Aim: Convert the data below, from its first line through the line containing "character-cell: 剑影流光 [138, 289, 402, 337]", into a JSON list of strings with one string per line and any blank lines omitted.

Stored rows:
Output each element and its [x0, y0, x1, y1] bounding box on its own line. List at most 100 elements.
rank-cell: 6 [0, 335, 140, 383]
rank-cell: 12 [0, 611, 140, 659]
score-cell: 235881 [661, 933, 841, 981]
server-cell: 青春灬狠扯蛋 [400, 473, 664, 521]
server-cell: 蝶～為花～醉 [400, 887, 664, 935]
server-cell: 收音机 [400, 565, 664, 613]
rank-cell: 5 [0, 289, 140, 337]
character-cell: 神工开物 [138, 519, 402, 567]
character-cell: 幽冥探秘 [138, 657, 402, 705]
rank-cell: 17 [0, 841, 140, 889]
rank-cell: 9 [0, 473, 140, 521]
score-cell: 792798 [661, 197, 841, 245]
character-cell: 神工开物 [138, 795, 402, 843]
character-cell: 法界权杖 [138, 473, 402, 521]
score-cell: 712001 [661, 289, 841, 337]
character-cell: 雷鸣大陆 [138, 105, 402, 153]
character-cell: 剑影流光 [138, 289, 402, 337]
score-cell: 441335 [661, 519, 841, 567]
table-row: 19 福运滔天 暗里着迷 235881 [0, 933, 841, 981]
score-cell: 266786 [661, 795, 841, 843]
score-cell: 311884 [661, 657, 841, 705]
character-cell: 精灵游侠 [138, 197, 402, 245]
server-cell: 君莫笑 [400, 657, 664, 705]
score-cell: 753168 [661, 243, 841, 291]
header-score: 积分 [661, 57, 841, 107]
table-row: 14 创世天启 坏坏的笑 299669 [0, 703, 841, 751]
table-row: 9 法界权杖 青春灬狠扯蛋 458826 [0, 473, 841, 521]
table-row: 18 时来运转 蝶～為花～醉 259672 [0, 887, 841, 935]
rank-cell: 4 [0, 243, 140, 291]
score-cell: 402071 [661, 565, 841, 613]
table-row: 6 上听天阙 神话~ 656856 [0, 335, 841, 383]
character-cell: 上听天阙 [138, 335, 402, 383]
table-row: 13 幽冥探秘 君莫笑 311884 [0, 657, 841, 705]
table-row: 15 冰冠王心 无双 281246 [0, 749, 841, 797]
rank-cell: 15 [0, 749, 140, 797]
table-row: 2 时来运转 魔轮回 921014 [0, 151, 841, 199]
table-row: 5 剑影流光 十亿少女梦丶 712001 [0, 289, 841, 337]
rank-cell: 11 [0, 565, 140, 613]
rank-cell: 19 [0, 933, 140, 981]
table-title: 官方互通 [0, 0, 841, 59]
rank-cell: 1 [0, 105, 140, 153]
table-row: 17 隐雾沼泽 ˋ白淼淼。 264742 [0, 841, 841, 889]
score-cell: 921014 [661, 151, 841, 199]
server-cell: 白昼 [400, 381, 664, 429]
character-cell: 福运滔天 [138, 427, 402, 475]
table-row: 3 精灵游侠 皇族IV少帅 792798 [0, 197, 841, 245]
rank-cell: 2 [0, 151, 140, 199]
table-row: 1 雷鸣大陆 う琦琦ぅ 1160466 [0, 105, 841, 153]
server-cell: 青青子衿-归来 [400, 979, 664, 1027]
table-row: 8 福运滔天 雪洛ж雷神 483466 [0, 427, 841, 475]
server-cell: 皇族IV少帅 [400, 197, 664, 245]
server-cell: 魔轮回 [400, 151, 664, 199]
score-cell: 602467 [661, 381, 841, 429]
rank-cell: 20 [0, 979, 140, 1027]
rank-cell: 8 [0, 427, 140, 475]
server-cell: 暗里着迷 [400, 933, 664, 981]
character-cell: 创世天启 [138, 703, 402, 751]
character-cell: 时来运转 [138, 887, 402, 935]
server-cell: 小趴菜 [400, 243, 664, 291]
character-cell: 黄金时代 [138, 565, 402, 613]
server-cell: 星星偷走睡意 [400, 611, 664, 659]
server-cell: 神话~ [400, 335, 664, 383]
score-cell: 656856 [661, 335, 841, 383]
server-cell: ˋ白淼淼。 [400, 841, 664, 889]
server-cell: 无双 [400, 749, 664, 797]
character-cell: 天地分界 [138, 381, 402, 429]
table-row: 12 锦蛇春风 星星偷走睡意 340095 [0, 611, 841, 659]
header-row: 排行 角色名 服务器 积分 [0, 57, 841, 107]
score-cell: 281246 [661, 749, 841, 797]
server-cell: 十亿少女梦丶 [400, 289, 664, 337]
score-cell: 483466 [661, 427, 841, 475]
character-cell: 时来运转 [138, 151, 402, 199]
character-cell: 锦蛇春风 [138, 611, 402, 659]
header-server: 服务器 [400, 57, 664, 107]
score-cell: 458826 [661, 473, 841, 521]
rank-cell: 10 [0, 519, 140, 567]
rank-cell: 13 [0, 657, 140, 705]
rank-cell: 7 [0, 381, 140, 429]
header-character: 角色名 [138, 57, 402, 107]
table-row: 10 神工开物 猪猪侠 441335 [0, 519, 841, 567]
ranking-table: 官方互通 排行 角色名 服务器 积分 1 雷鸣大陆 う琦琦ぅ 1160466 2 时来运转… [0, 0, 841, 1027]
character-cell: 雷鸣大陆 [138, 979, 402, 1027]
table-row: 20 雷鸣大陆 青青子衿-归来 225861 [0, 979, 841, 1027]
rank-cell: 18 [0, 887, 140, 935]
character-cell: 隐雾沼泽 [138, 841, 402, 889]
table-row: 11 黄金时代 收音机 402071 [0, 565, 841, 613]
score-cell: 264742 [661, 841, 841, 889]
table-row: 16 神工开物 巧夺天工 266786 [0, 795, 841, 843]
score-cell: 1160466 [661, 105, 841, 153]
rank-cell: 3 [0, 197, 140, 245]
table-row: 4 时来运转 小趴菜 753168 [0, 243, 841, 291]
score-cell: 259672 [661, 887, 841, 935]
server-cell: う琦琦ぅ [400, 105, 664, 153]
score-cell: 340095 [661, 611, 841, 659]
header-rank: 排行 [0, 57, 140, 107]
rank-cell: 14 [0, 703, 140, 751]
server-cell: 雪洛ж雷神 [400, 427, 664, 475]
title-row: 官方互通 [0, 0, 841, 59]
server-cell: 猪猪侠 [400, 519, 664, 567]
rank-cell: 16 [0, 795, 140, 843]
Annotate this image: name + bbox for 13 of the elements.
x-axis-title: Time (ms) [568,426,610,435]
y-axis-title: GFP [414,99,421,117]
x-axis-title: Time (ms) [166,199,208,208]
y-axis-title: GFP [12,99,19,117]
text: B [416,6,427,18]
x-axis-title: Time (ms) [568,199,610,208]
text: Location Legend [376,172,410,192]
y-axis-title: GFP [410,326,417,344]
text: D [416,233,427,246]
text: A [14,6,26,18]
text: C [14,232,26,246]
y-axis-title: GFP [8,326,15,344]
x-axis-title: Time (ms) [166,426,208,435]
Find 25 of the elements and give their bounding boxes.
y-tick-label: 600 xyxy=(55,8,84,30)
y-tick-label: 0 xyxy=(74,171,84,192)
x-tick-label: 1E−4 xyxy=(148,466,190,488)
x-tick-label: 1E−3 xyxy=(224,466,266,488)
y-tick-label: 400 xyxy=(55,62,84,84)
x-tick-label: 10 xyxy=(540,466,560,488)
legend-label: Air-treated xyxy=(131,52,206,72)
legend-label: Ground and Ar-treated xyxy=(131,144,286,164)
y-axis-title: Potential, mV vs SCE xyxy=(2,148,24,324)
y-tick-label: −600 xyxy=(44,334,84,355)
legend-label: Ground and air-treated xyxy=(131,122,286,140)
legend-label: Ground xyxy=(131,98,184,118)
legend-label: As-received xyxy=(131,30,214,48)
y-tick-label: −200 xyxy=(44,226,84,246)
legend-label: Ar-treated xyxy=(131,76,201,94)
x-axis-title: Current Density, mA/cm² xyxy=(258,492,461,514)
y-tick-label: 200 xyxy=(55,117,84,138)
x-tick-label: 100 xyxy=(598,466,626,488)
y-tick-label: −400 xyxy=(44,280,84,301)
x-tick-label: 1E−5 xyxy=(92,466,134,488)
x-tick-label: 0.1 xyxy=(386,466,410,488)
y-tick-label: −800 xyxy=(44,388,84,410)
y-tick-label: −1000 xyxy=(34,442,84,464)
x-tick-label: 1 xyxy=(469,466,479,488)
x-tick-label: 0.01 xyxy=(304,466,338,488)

Solution for this exercise:
[
  "Output each element and its [x0, y0, x1, y1] bounding box on its own line. List at most 100 elements.",
  "rank-cell: 6 [0, 335, 140, 383]",
  "rank-cell: 12 [0, 611, 140, 659]",
  "score-cell: 235881 [661, 933, 841, 981]",
  "server-cell: 青春灬狠扯蛋 [400, 473, 664, 521]",
  "server-cell: 蝶～為花～醉 [400, 887, 664, 935]",
  "server-cell: 收音机 [400, 565, 664, 613]",
  "rank-cell: 5 [0, 289, 140, 337]",
  "character-cell: 神工开物 [138, 519, 402, 567]",
  "character-cell: 幽冥探秘 [138, 657, 402, 705]",
  "rank-cell: 17 [0, 841, 140, 889]",
  "rank-cell: 9 [0, 473, 140, 521]",
  "score-cell: 792798 [661, 197, 841, 245]",
  "character-cell: 神工开物 [138, 795, 402, 843]",
  "character-cell: 法界权杖 [138, 473, 402, 521]",
  "score-cell: 712001 [661, 289, 841, 337]",
  "character-cell: 雷鸣大陆 [138, 105, 402, 153]",
  "character-cell: 剑影流光 [138, 289, 402, 337]"
]